Collected data:

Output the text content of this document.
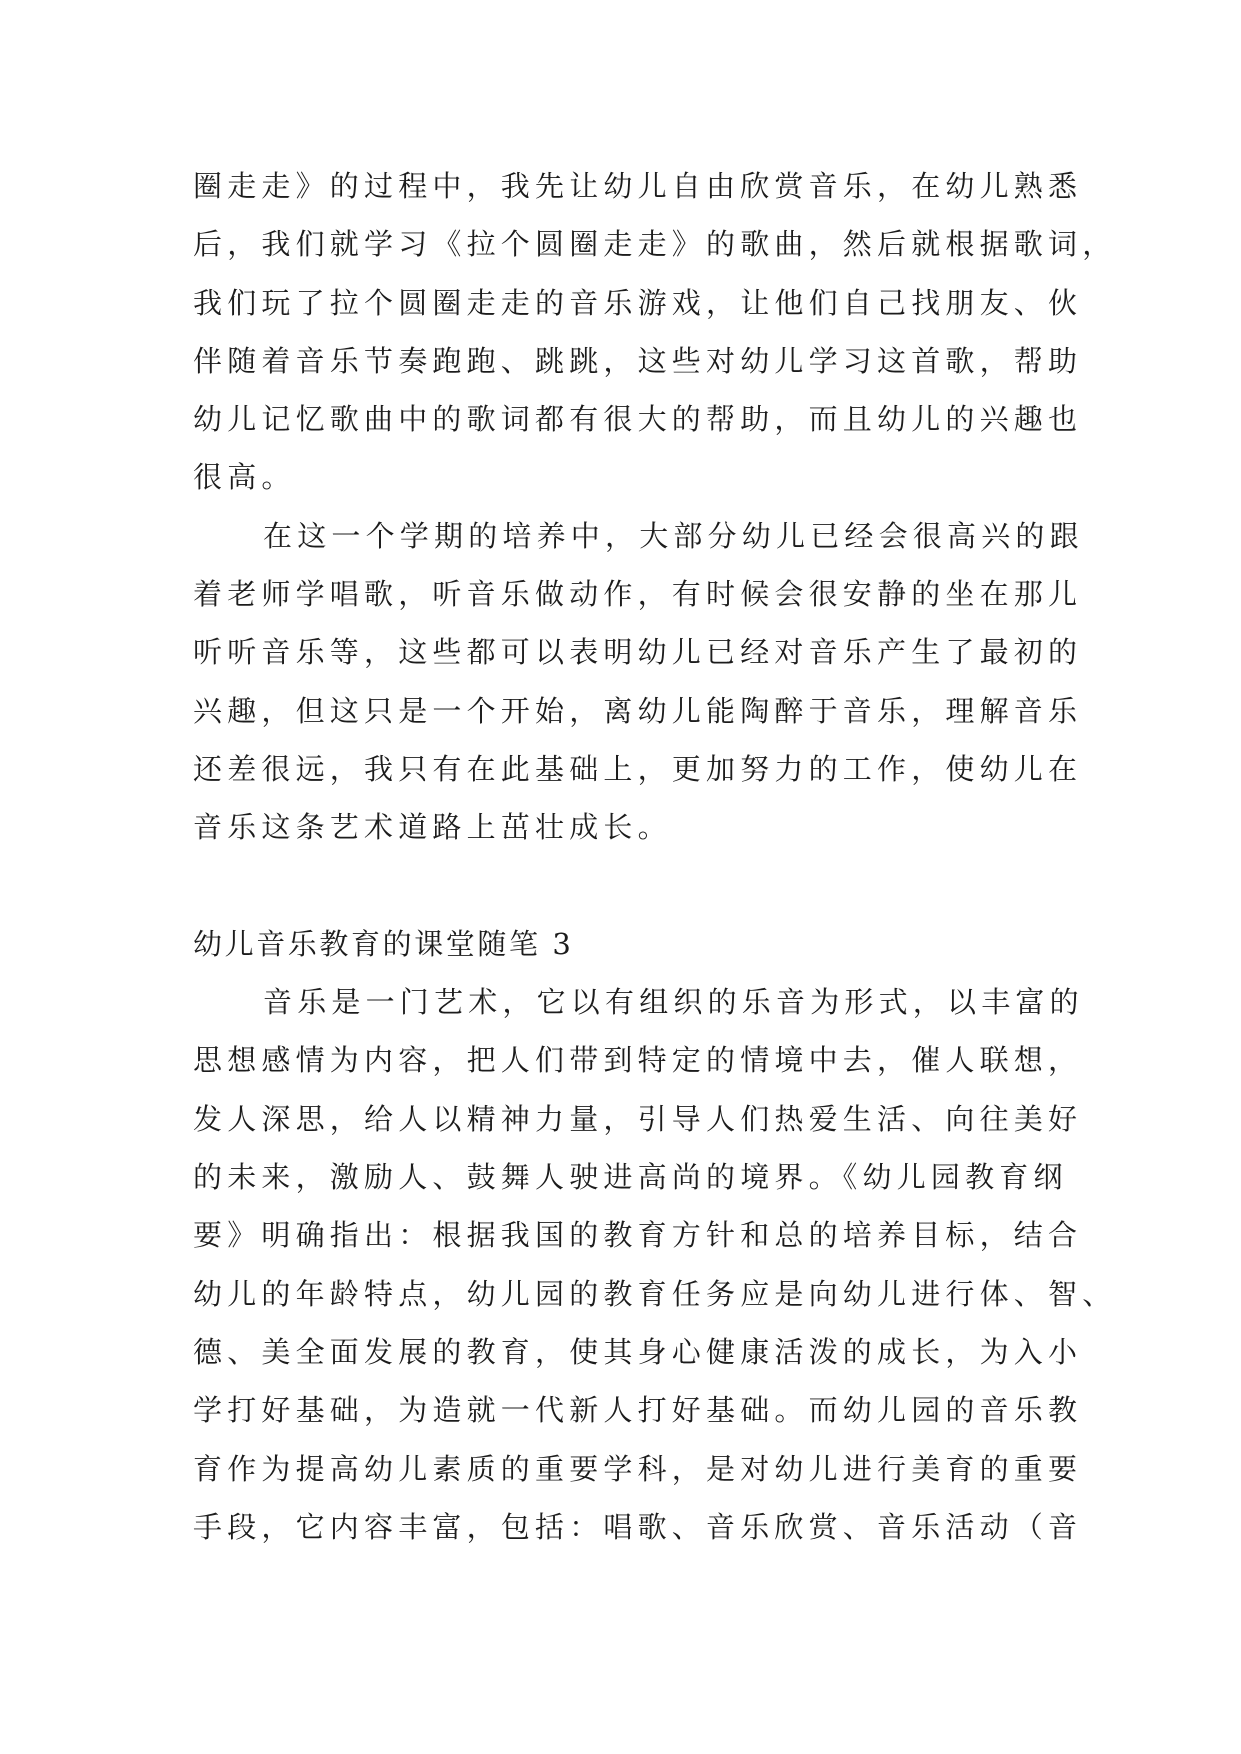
圈走走》的过程中，我先让幼儿自由欣赏音乐，在幼儿熟悉
后，我们就学习《拉个圆圈走走》的歌曲，然后就根据歌词，
我们玩了拉个圆圈走走的音乐游戏，让他们自己找朋友、伙
伴随着音乐节奏跑跑、跳跳，这些对幼儿学习这首歌，帮助
幼儿记忆歌曲中的歌词都有很大的帮助，而且幼儿的兴趣也
很高。
在这一个学期的培养中，大部分幼儿已经会很高兴的跟
着老师学唱歌，听音乐做动作，有时候会很安静的坐在那儿
听听音乐等，这些都可以表明幼儿已经对音乐产生了最初的
兴趣，但这只是一个开始，离幼儿能陶醉于音乐，理解音乐
还差很远，我只有在此基础上，更加努力的工作，使幼儿在
音乐这条艺术道路上茁壮成长。
幼儿音乐教育的课堂随笔 3
音乐是一门艺术，它以有组织的乐音为形式，以丰富的
思想感情为内容，把人们带到特定的情境中去，催人联想，
发人深思，给人以精神力量，引导人们热爱生活、向往美好
的未来，激励人、鼓舞人驶进高尚的境界。《幼儿园教育纲
要》明确指出：根据我国的教育方针和总的培养目标，结合
幼儿的年龄特点，幼儿园的教育任务应是向幼儿进行体、智、
德、美全面发展的教育，使其身心健康活泼的成长，为入小
学打好基础，为造就一代新人打好基础。而幼儿园的音乐教
育作为提高幼儿素质的重要学科，是对幼儿进行美育的重要
手段，它内容丰富，包括：唱歌、音乐欣赏、音乐活动（音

• [The exercise]:
Give every record back exactly as it reads, with no images.

• [Expected output]:
Output the text content of this document.
圈走走》的过程中，我先让幼儿自由欣赏音乐，在幼儿熟悉
后，我们就学习《拉个圆圈走走》的歌曲，然后就根据歌词，
我们玩了拉个圆圈走走的音乐游戏，让他们自己找朋友、伙
伴随着音乐节奏跑跑、跳跳，这些对幼儿学习这首歌，帮助
幼儿记忆歌曲中的歌词都有很大的帮助，而且幼儿的兴趣也
很高。
在这一个学期的培养中，大部分幼儿已经会很高兴的跟
着老师学唱歌，听音乐做动作，有时候会很安静的坐在那儿
听听音乐等，这些都可以表明幼儿已经对音乐产生了最初的
兴趣，但这只是一个开始，离幼儿能陶醉于音乐，理解音乐
还差很远，我只有在此基础上，更加努力的工作，使幼儿在
音乐这条艺术道路上茁壮成长。
幼儿音乐教育的课堂随笔 3
音乐是一门艺术，它以有组织的乐音为形式，以丰富的
思想感情为内容，把人们带到特定的情境中去，催人联想，
发人深思，给人以精神力量，引导人们热爱生活、向往美好
的未来，激励人、鼓舞人驶进高尚的境界。《幼儿园教育纲
要》明确指出：根据我国的教育方针和总的培养目标，结合
幼儿的年龄特点，幼儿园的教育任务应是向幼儿进行体、智、
德、美全面发展的教育，使其身心健康活泼的成长，为入小
学打好基础，为造就一代新人打好基础。而幼儿园的音乐教
育作为提高幼儿素质的重要学科，是对幼儿进行美育的重要
手段，它内容丰富，包括：唱歌、音乐欣赏、音乐活动（音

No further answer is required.